§ **YOUR TASKS**:
1) Answer these questions from the financial report:
(a) What were the company's revenues for the second quarter of 1997?
(b) How much were SG&A expenses for the second quarter of 1997, and what share of revenues was that?
(c) What did amortization of goodwill and capitalized acquisition costs total for the first six months of 1997?
2) According to the financial report, why did salaries, wages and other direct costs fall as a percentage of revenues?
3) Say whether each statement agrees with the financial report, and quote the words that decide it:
(a) Revenues for the first six months of 1997 rose by more than 30% over the same period of the previous year.
(b) In the second quarter of the previous year, SG&A expenses were a smaller share of revenues than in the second quarter of 1997.
(c) Amortization of goodwill and capitalized acquisition costs for the second quarter of 1997 was $3.1 million.

--- Start of TEXT ---

The Company's revenues for the second quarter of 1997 were $152.0 million, a
34.4% increase over the same period last year.  Revenues for the first six
months of 1997 were $293.1 million, an 33.9% increase over the same period last
year.  The increase in revenues is primarily due to Keane's Year 2000 compliance
and outsourcing services.

Salaries, wages and other direct costs for the second quarter of 1997 were $99.6
million, or 65.5% of revenues, compared to $75.0 million, or 66.4% of revenues,
during the same period last year. Salaries, wages and other direct costs for the
first six months of 1997 were $193.1 million, or 65.9% of revenues, compared to
$145.5 million, or 66.5% of revenues, during the same period last year.  This
percentage improvement is primarily attributable to the change of revenue mix in
which lower margin supplemental staffing business as a percentage of the
Company's total revenues has decreased and been replaced by higher margin
project and outsourcing business.

Selling, general and administrative expenses (SG&A) for the second quarter of
1997 were $29.9 million, or 19.7% of revenues, compared to $24.1 million, or
21.3% of revenues, for the same period last year.  Year-to-date SG&A expenses
were $57.4 million, or 19.6% of revenues, compared to $47.3 million, or 21.6% of
revenues, for the same period last year. The percentage decrease in SG&A is
attributable to the increase in revenues that did not require a proportionate
increase in cost.

Amortization of goodwill and capitalized acquisitions costs for the second
quarter of 1997 totaled $3.5 million, or 2.3% of revenues, compared to $3.1
million, or 2.8% of revenues, for the same period last year.  Amortization of
goodwill and capitalized acquisition costs for the first six months of 1997 were
$7.0 million, or 2.4% of revenues, compared to $6.3 million, or 2.9% of
revenues, for the same period last year.

--- End of TEXT ---
--- Start of DATASET ---

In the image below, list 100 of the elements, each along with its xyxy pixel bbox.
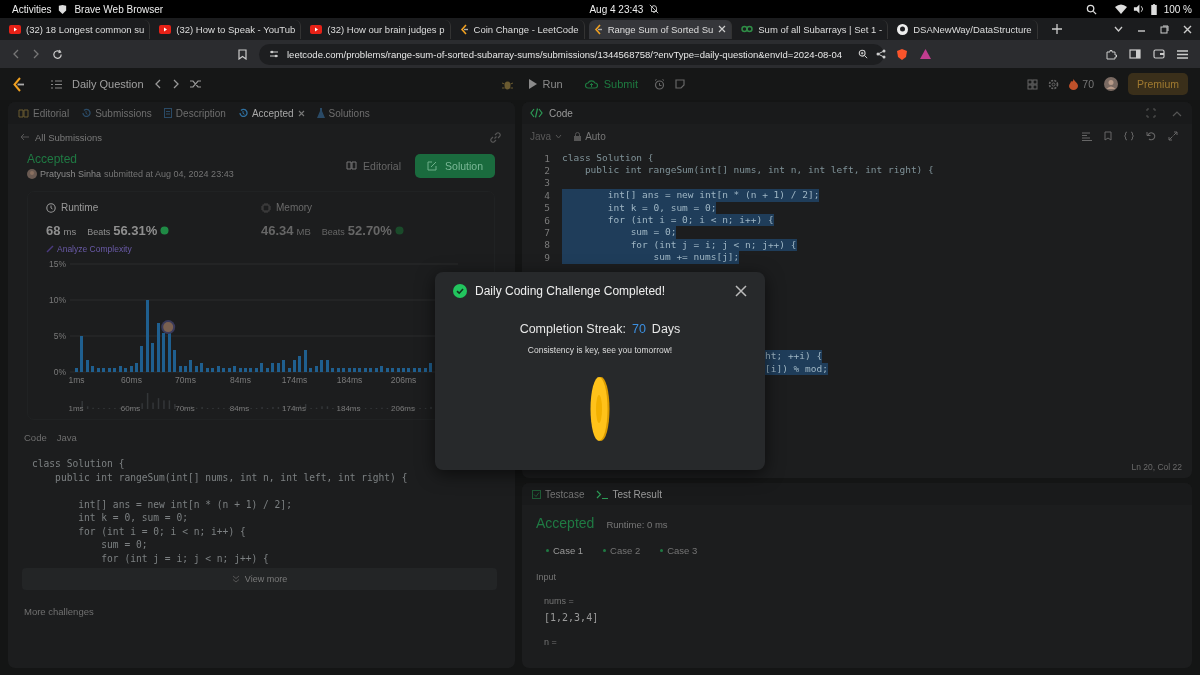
submit-button[interactable]: Submit (578, 75, 644, 93)
run-button[interactable]: Run (522, 75, 569, 93)
analyze-complexity-link[interactable]: Analyze Complexity (28, 238, 494, 254)
panel-tab[interactable]: Submissions (81, 107, 152, 119)
code-line: for (int j = i; j < n; j++) { (100, 552, 269, 564)
code-line: int k = 0, sum = 0; (77, 512, 188, 523)
browser-tab[interactable]: Sum of all Subarrays | Set 1 - (736, 19, 889, 39)
expand-icon[interactable] (1168, 131, 1178, 141)
double-circle-icon (741, 25, 754, 33)
language-dropdown[interactable]: Java (530, 130, 563, 142)
code-line: public int rangeSum(int[] nums, int n, int left, int right) { (583, 164, 934, 177)
sidebar-icon[interactable] (1129, 49, 1141, 59)
close-icon[interactable] (718, 25, 727, 33)
activities-button[interactable]: Activities (12, 3, 52, 15)
close-icon[interactable] (1183, 24, 1192, 34)
case-tab[interactable]: Case 2 (603, 545, 641, 556)
overview-label: 70ms (175, 404, 195, 413)
note-icon[interactable] (675, 79, 685, 89)
site-settings-icon[interactable] (269, 49, 279, 59)
panel-tab[interactable]: Testcase (532, 488, 585, 500)
browser-tab[interactable]: (32) How our brain judges p (305, 19, 451, 39)
axis-label: 60ms (121, 375, 142, 385)
menu-icon[interactable] (1177, 49, 1188, 59)
panel-tab[interactable]: Test Result (596, 488, 662, 500)
share-icon[interactable] (876, 49, 886, 59)
axis-label: 15% (49, 260, 66, 269)
line-number: 5 (543, 202, 550, 214)
edit-icon (427, 160, 438, 171)
auto-mode-toggle[interactable]: Auto (574, 130, 606, 142)
code-label: Code (24, 432, 47, 443)
streak-count: 70 (631, 322, 646, 336)
premium-button[interactable]: Premium (1128, 73, 1188, 95)
case-tab[interactable]: Case 3 (660, 545, 698, 556)
editorial-button[interactable]: Editorial (338, 154, 410, 177)
battery-icon[interactable] (1149, 3, 1158, 15)
problem-list-link[interactable]: Daily Question (72, 78, 144, 90)
avatar[interactable] (1104, 77, 1118, 91)
browser-tab[interactable]: Coin Change - LeetCode (454, 19, 585, 39)
browser-tab[interactable]: Range Sum of Sorted Su (588, 19, 733, 39)
panel-tab[interactable]: Editorial (18, 107, 70, 119)
battery-level: 100 % (1163, 3, 1192, 15)
axis-label: 70ms (175, 375, 196, 385)
cloud-upload-icon (584, 79, 598, 89)
search-icon[interactable] (1085, 3, 1097, 15)
alarm-icon[interactable] (654, 78, 665, 90)
puzzle-icon[interactable] (1106, 48, 1117, 60)
next-icon[interactable] (171, 79, 180, 89)
previous-icon[interactable] (153, 79, 162, 89)
result-status: Accepted (536, 515, 595, 531)
browser-tab[interactable]: DSANewWay/DataStructure (892, 19, 1038, 39)
restore-icon[interactable] (1160, 24, 1169, 34)
browser-tab[interactable]: (32) How to Speak - YouTub (154, 19, 302, 39)
streak-counter[interactable]: 70 (1069, 78, 1094, 90)
bell-off-icon (649, 4, 660, 14)
case-tab[interactable]: Case 1 (546, 545, 584, 556)
code-line: class Solution { (32, 458, 125, 469)
double-chevron-down-icon (231, 575, 240, 583)
address-field[interactable]: leetcode.com/problems/range-sum-of-sorted-subarray-sums/submissions/1344568758/?envType=daily-question&envId=2024-08-04 (259, 43, 884, 65)
panel-tab[interactable]: Solutions (316, 107, 370, 119)
code-language: Java (56, 432, 77, 443)
all-submissions-link[interactable]: All Submissions (20, 131, 103, 143)
forward-icon[interactable] (32, 49, 40, 59)
avatar-marker (161, 320, 176, 335)
author-avatar (27, 169, 37, 179)
panel-tab[interactable]: Description (163, 107, 226, 119)
clock[interactable]: Aug 4 23:43 (589, 3, 644, 15)
list-icon[interactable] (51, 79, 62, 89)
format-icon[interactable] (1082, 131, 1092, 141)
reload-icon[interactable] (52, 48, 63, 60)
panel-tab[interactable]: Accepted (237, 107, 305, 119)
close-icon[interactable] (735, 285, 747, 297)
stat-tab[interactable]: Runtime 68 ms Beats 56.31% (46, 202, 261, 238)
new-tab-icon[interactable] (1051, 24, 1062, 34)
overview-label: 174ms (282, 404, 306, 413)
book-icon (18, 108, 29, 118)
back-icon[interactable] (12, 49, 20, 59)
triangle-icon[interactable] (920, 49, 931, 59)
author-name[interactable]: Pratyush Sinha (40, 169, 102, 179)
line-number: 2 (543, 165, 550, 177)
history-icon (237, 108, 248, 118)
view-more-button[interactable]: View more (22, 568, 497, 590)
zoom-icon[interactable] (858, 49, 868, 59)
settings-icon[interactable] (1048, 78, 1060, 90)
solution-button[interactable]: Solution (415, 153, 495, 178)
shuffle-icon[interactable] (189, 79, 202, 89)
volume-icon[interactable] (1132, 4, 1144, 14)
chevron-down-icon[interactable] (1114, 26, 1123, 32)
browser-tab[interactable]: (32) 18 Longest common su (4, 19, 151, 39)
lock-icon (574, 131, 582, 141)
braces-icon[interactable] (1124, 131, 1134, 141)
play-icon (528, 79, 537, 89)
more-challenges-heading: More challenges (23, 605, 95, 617)
chip-icon (261, 202, 271, 213)
wallet-icon[interactable] (1153, 49, 1165, 59)
streak-unit: Days (651, 322, 681, 336)
code-line: sum = 0; (100, 539, 148, 550)
shield-icon[interactable] (896, 47, 908, 61)
stat-tab[interactable]: Memory 46.34 MB Beats 52.70% (261, 202, 476, 238)
wifi-icon[interactable] (1114, 4, 1127, 14)
undo-icon[interactable] (1146, 131, 1156, 141)
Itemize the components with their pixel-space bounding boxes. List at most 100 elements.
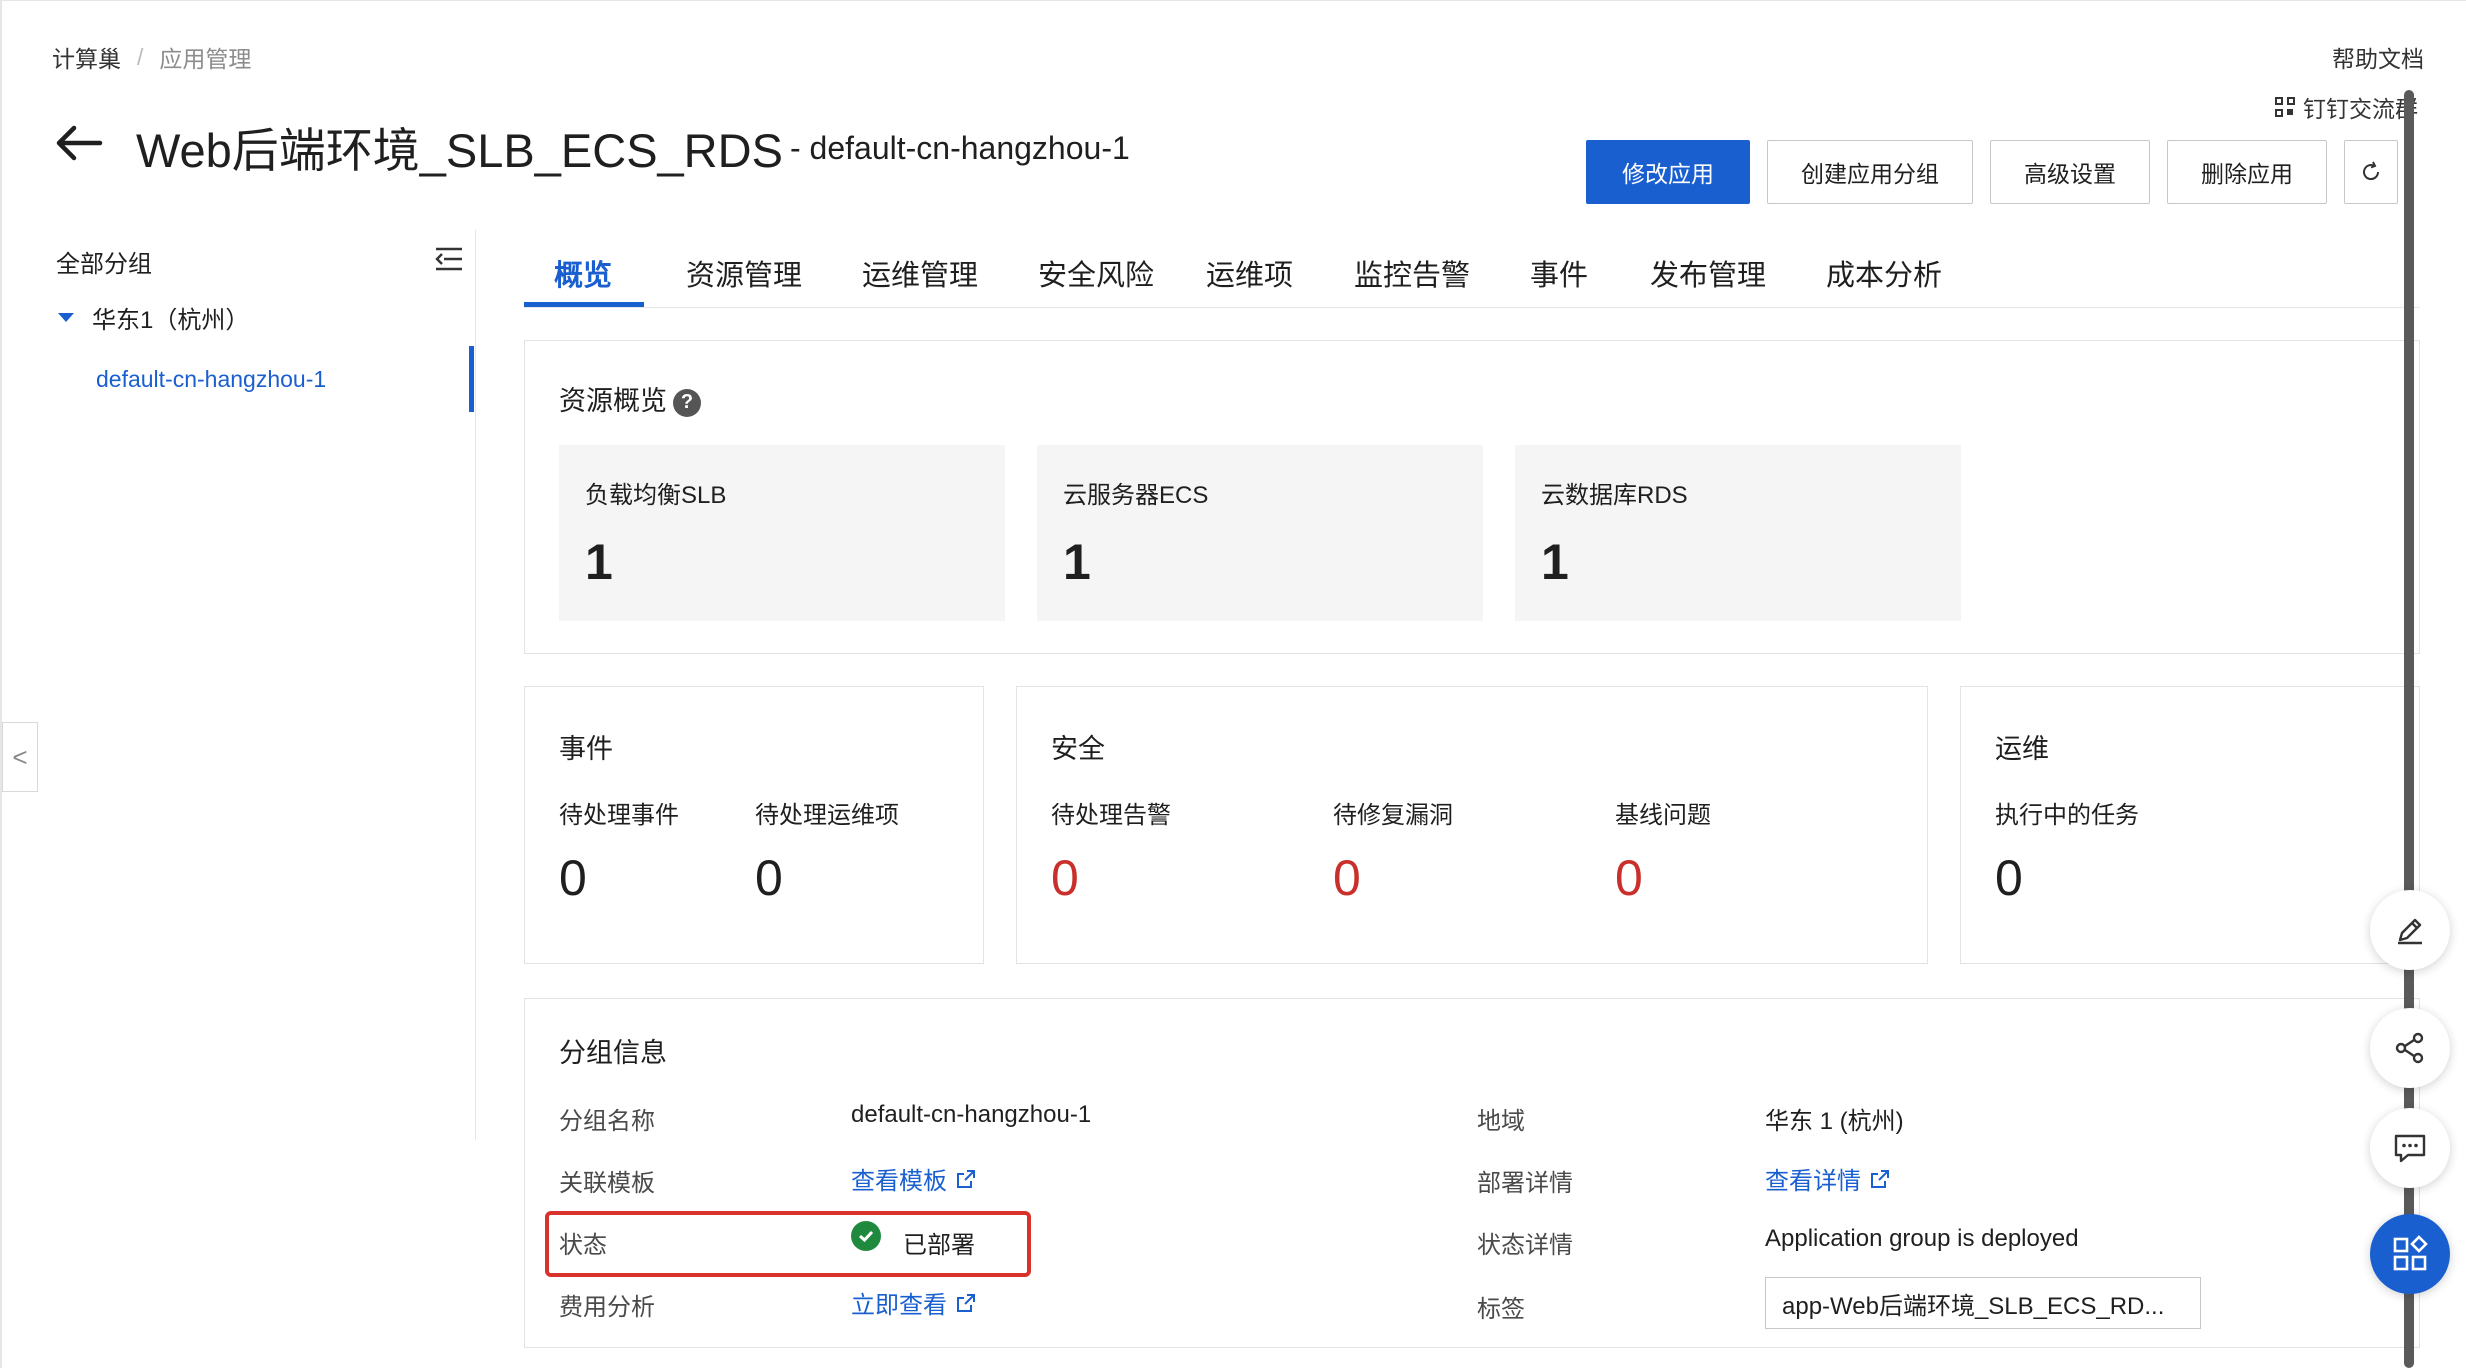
sidebar-group-hangzhou[interactable]: 华东1（杭州） [58,300,249,335]
view-template-text: 查看模板 [851,1168,947,1195]
modify-app-button[interactable]: 修改应用 [1586,140,1750,204]
sidebar-active-indicator [469,346,474,412]
group-name-label: 分组名称 [559,1108,655,1135]
refresh-icon [2363,161,2380,181]
resource-rds-box[interactable]: 云数据库RDS 1 [1515,445,1961,621]
sidebar-item-default-group[interactable]: default-cn-hangzhou-1 [96,366,326,393]
events-card: 事件 待处理事件 0 待处理运维项 0 [524,686,984,964]
share-float-button[interactable] [2370,1008,2450,1088]
sidebar-group-label: 华东1（杭州） [92,307,250,334]
running-tasks-label: 执行中的任务 [1995,802,2139,829]
breadcrumb-current[interactable]: 应用管理 [159,40,251,74]
resource-slb-count: 1 [585,534,613,590]
security-title: 安全 [1051,734,1105,764]
resource-slb-label: 负载均衡SLB [585,482,727,509]
group-name-value: default-cn-hangzhou-1 [851,1101,1092,1128]
edit-float-button[interactable] [2370,890,2450,970]
vulnerabilities-label: 待修复漏洞 [1333,802,1453,829]
breadcrumb-root-link[interactable]: 计算巢 [52,40,121,74]
collapse-sidebar-icon[interactable] [434,246,464,272]
resource-ecs-label: 云服务器ECS [1063,482,1209,509]
tab-release-management[interactable]: 发布管理 [1650,252,1766,294]
baseline-issues-label: 基线问题 [1615,802,1711,829]
page-subtitle: - default-cn-hangzhou-1 [790,130,1130,166]
tab-resources[interactable]: 资源管理 [686,252,802,294]
back-arrow-icon[interactable] [54,118,104,168]
pending-alerts-label: 待处理告警 [1051,802,1171,829]
dingtalk-group-link[interactable]: 钉钉交流群 [2275,90,2418,124]
events-title: 事件 [559,734,613,764]
caret-down-icon [58,313,74,322]
ops-card: 运维 执行中的任务 0 [1960,686,2420,964]
page-title: Web后端环境_SLB_ECS_RDS [136,124,783,177]
advanced-settings-button[interactable]: 高级设置 [1990,140,2150,204]
sidebar-header: 全部分组 [56,251,152,278]
create-group-button[interactable]: 创建应用分组 [1767,140,1973,204]
external-link-icon [957,1169,975,1188]
resource-ecs-count: 1 [1063,534,1091,590]
pending-alerts-value[interactable]: 0 [1051,849,1079,907]
view-deploy-detail-link[interactable]: 查看详情 [1765,1161,1891,1196]
ops-title: 运维 [1995,734,2049,764]
running-tasks-value[interactable]: 0 [1995,849,2023,907]
status-highlight-box [545,1211,1031,1277]
resource-ecs-box[interactable]: 云服务器ECS 1 [1037,445,1483,621]
pending-events-label: 待处理事件 [559,802,679,829]
chat-bubble-icon [2394,1134,2426,1163]
resource-overview-title: 资源概览? [559,379,701,418]
pending-ops-items-label: 待处理运维项 [755,802,899,829]
delete-app-button[interactable]: 删除应用 [2167,140,2327,204]
feedback-float-button[interactable] [2370,1108,2450,1188]
tab-ops-items[interactable]: 运维项 [1206,252,1293,294]
resource-slb-box[interactable]: 负载均衡SLB 1 [559,445,1005,621]
vulnerabilities-value[interactable]: 0 [1333,849,1361,907]
security-card: 安全 待处理告警 0 待修复漏洞 0 基线问题 0 [1016,686,1928,964]
tab-security-risk[interactable]: 安全风险 [1038,252,1154,294]
resource-rds-count: 1 [1541,534,1569,590]
tab-cost-analysis[interactable]: 成本分析 [1826,252,1942,294]
apps-grid-icon [2393,1235,2428,1271]
view-deploy-detail-text: 查看详情 [1765,1168,1861,1195]
edit-pencil-icon [2398,918,2422,945]
pending-ops-items-value[interactable]: 0 [755,849,783,907]
dingtalk-label: 钉钉交流群 [2303,96,2418,122]
view-cost-link[interactable]: 立即查看 [851,1285,977,1320]
tab-bar: 概览 资源管理 运维管理 安全风险 运维项 监控告警 事件 发布管理 成本分析 [524,238,2420,308]
tag-value-box[interactable]: app-Web后端环境_SLB_ECS_RD... [1765,1277,2201,1329]
qrcode-icon [2275,97,2295,117]
view-cost-text: 立即查看 [851,1292,947,1319]
deploy-detail-label: 部署详情 [1477,1170,1573,1197]
tab-overview[interactable]: 概览 [554,252,612,294]
region-value: 华东 1 (杭州) [1765,1108,1904,1135]
share-icon [2395,1032,2424,1064]
tab-monitoring-alerts[interactable]: 监控告警 [1354,252,1470,294]
resource-overview-title-text: 资源概览 [559,386,667,416]
refresh-button[interactable] [2344,140,2398,204]
help-icon[interactable]: ? [673,388,701,417]
external-link-icon [957,1293,975,1312]
external-link-icon [1871,1169,1889,1188]
apps-float-button[interactable] [2370,1214,2450,1294]
tab-events[interactable]: 事件 [1530,252,1588,294]
active-tab-underline [524,302,644,307]
resource-overview-card: 资源概览? 负载均衡SLB 1 云服务器ECS 1 云数据库RDS 1 [524,340,2420,654]
status-detail-value: Application group is deployed [1765,1225,2079,1252]
help-doc-link[interactable]: 帮助文档 [2332,40,2424,74]
baseline-issues-value[interactable]: 0 [1615,849,1643,907]
resource-rds-label: 云数据库RDS [1541,482,1688,509]
sidebar-expand-handle[interactable]: < [2,722,38,792]
cost-analysis-label: 费用分析 [559,1294,655,1321]
pending-events-value[interactable]: 0 [559,849,587,907]
action-bar: 修改应用 创建应用分组 高级设置 删除应用 [1586,140,2398,204]
template-label: 关联模板 [559,1170,655,1197]
tag-label: 标签 [1477,1296,1525,1323]
group-info-title: 分组信息 [559,1038,667,1068]
status-detail-label: 状态详情 [1477,1232,1573,1259]
breadcrumb-separator: / [137,43,144,70]
group-sidebar: 全部分组 华东1（杭州） default-cn-hangzhou-1 [0,230,476,1140]
view-template-link[interactable]: 查看模板 [851,1161,977,1196]
tab-ops-management[interactable]: 运维管理 [862,252,978,294]
group-info-card: 分组信息 分组名称 default-cn-hangzhou-1 关联模板 查看模… [524,998,2420,1348]
region-label: 地域 [1477,1108,1525,1135]
breadcrumb: 计算巢 / 应用管理 [52,40,251,74]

--- End of DATASET ---

§ **RESULTS OF THE EXERCISE**:
1)
(a) $152.0 million
(b) $29.9 million, or 19.7% of revenues
(c) $7.0 million

2) The revenue mix changed. Lower margin supplemental staffing business made up a smaller share of total revenues, and higher margin project and outsourcing business took its place.

3)
(a) Yes: "an 33.9% increase over the same period last year"
(b) No: "$24.1 million, or 21.3% of revenues"
(c) No: "totaled $3.5 million"